[START]
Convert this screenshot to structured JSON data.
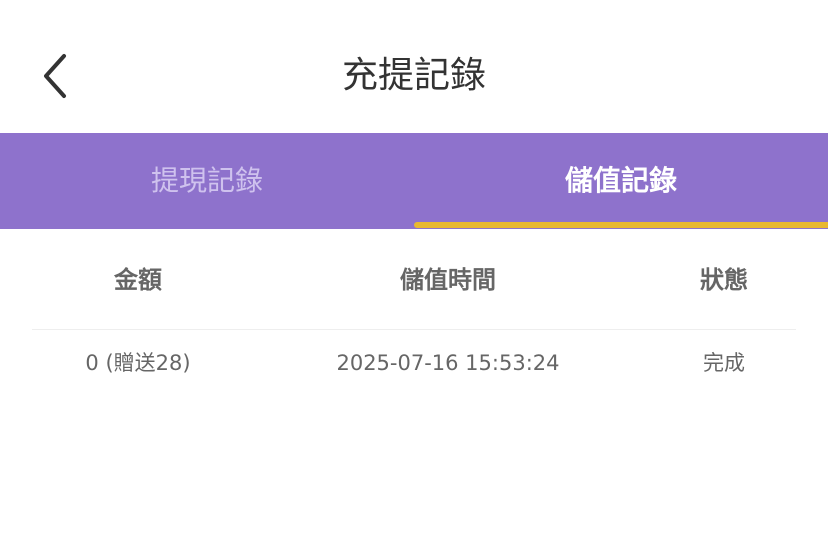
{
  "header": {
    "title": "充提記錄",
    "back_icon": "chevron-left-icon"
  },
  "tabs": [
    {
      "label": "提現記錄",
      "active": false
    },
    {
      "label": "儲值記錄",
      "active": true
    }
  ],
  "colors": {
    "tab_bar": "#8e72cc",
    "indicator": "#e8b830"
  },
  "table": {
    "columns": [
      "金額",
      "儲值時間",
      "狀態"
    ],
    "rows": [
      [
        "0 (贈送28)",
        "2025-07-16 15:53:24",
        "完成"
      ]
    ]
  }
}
[END]
Retype every entry verbatim and exclude the pictures from the copy.

Convert this screenshot to structured JSON data.
{
  "header": {
    "title": "充提記錄",
    "back_icon": "chevron-left-icon"
  },
  "tabs": [
    {
      "label": "提現記錄",
      "active": false
    },
    {
      "label": "儲值記錄",
      "active": true
    }
  ],
  "colors": {
    "tab_bar": "#8e72cc",
    "indicator": "#e8b830"
  },
  "table": {
    "columns": [
      "金額",
      "儲值時間",
      "狀態"
    ],
    "rows": [
      [
        "0 (贈送28)",
        "2025-07-16 15:53:24",
        "完成"
      ]
    ]
  }
}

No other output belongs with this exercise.